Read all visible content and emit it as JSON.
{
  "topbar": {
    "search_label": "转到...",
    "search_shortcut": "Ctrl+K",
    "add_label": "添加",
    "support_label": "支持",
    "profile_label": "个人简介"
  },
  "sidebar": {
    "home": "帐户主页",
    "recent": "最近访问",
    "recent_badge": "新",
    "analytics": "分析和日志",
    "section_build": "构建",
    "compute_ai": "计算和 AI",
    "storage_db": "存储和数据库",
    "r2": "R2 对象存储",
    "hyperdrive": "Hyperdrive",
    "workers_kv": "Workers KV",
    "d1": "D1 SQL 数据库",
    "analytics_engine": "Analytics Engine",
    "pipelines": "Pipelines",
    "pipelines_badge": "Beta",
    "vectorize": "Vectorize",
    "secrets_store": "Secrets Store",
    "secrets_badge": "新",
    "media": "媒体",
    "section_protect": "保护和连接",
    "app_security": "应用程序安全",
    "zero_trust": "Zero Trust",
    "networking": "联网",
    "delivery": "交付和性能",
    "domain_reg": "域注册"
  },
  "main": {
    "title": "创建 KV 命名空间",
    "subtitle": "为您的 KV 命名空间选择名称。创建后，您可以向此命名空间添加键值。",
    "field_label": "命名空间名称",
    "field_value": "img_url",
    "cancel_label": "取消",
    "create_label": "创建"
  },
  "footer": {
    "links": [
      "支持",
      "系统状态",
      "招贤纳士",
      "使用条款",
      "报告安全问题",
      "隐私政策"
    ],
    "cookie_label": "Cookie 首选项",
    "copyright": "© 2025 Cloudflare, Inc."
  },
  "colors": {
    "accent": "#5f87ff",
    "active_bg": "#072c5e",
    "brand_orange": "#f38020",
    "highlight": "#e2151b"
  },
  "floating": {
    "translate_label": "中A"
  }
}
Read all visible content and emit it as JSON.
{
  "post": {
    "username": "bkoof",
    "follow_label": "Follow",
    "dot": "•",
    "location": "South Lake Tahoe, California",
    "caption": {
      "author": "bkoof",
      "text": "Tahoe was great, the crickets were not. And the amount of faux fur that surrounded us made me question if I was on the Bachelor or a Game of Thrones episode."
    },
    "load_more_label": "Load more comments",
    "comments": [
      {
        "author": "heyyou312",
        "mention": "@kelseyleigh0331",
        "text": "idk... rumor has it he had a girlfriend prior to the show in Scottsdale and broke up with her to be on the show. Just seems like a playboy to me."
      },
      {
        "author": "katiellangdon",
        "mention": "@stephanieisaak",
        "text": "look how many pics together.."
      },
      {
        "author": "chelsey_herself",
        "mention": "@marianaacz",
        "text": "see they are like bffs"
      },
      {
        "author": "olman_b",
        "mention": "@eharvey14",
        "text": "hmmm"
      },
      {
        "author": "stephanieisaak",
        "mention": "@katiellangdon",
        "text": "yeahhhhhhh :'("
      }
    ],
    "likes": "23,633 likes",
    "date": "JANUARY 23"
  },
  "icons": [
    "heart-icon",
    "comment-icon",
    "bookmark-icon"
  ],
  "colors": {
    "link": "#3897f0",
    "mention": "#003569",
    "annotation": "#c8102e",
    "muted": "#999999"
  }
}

= = = = = = =

Reproduce all of the data exactly as given.

Read all visible content and emit it as JSON.
{
  "topbar": {
    "search_label": "转到...",
    "search_shortcut": "Ctrl+K",
    "add_label": "添加",
    "support_label": "支持",
    "profile_label": "个人简介"
  },
  "sidebar": {
    "home": "帐户主页",
    "recent": "最近访问",
    "recent_badge": "新",
    "analytics": "分析和日志",
    "section_build": "构建",
    "compute_ai": "计算和 AI",
    "storage_db": "存储和数据库",
    "r2": "R2 对象存储",
    "hyperdrive": "Hyperdrive",
    "workers_kv": "Workers KV",
    "d1": "D1 SQL 数据库",
    "analytics_engine": "Analytics Engine",
    "pipelines": "Pipelines",
    "pipelines_badge": "Beta",
    "vectorize": "Vectorize",
    "secrets_store": "Secrets Store",
    "secrets_badge": "新",
    "media": "媒体",
    "section_protect": "保护和连接",
    "app_security": "应用程序安全",
    "zero_trust": "Zero Trust",
    "networking": "联网",
    "delivery": "交付和性能",
    "domain_reg": "域注册"
  },
  "main": {
    "title": "创建 KV 命名空间",
    "subtitle": "为您的 KV 命名空间选择名称。创建后，您可以向此命名空间添加键值。",
    "field_label": "命名空间名称",
    "field_value": "img_url",
    "cancel_label": "取消",
    "create_label": "创建"
  },
  "footer": {
    "links": [
      "支持",
      "系统状态",
      "招贤纳士",
      "使用条款",
      "报告安全问题",
      "隐私政策"
    ],
    "cookie_label": "Cookie 首选项",
    "copyright": "© 2025 Cloudflare, Inc."
  },
  "colors": {
    "accent": "#5f87ff",
    "active_bg": "#072c5e",
    "brand_orange": "#f38020",
    "highlight": "#e2151b"
  },
  "floating": {
    "translate_label": "中A"
  }
}
Read all visible content and emit it as JSON.
{
  "post": {
    "username": "bkoof",
    "follow_label": "Follow",
    "dot": "•",
    "location": "South Lake Tahoe, California",
    "caption": {
      "author": "bkoof",
      "text": "Tahoe was great, the crickets were not. And the amount of faux fur that surrounded us made me question if I was on the Bachelor or a Game of Thrones episode."
    },
    "load_more_label": "Load more comments",
    "comments": [
      {
        "author": "heyyou312",
        "mention": "@kelseyleigh0331",
        "text": "idk... rumor has it he had a girlfriend prior to the show in Scottsdale and broke up with her to be on the show. Just seems like a playboy to me."
      },
      {
        "author": "katiellangdon",
        "mention": "@stephanieisaak",
        "text": "look how many pics together.."
      },
      {
        "author": "chelsey_herself",
        "mention": "@marianaacz",
        "text": "see they are like bffs"
      },
      {
        "author": "olman_b",
        "mention": "@eharvey14",
        "text": "hmmm"
      },
      {
        "author": "stephanieisaak",
        "mention": "@katiellangdon",
        "text": "yeahhhhhhh :'("
      }
    ],
    "likes": "23,633 likes",
    "date": "JANUARY 23"
  },
  "icons": [
    "heart-icon",
    "comment-icon",
    "bookmark-icon"
  ],
  "colors": {
    "link": "#3897f0",
    "mention": "#003569",
    "annotation": "#c8102e",
    "muted": "#999999"
  }
}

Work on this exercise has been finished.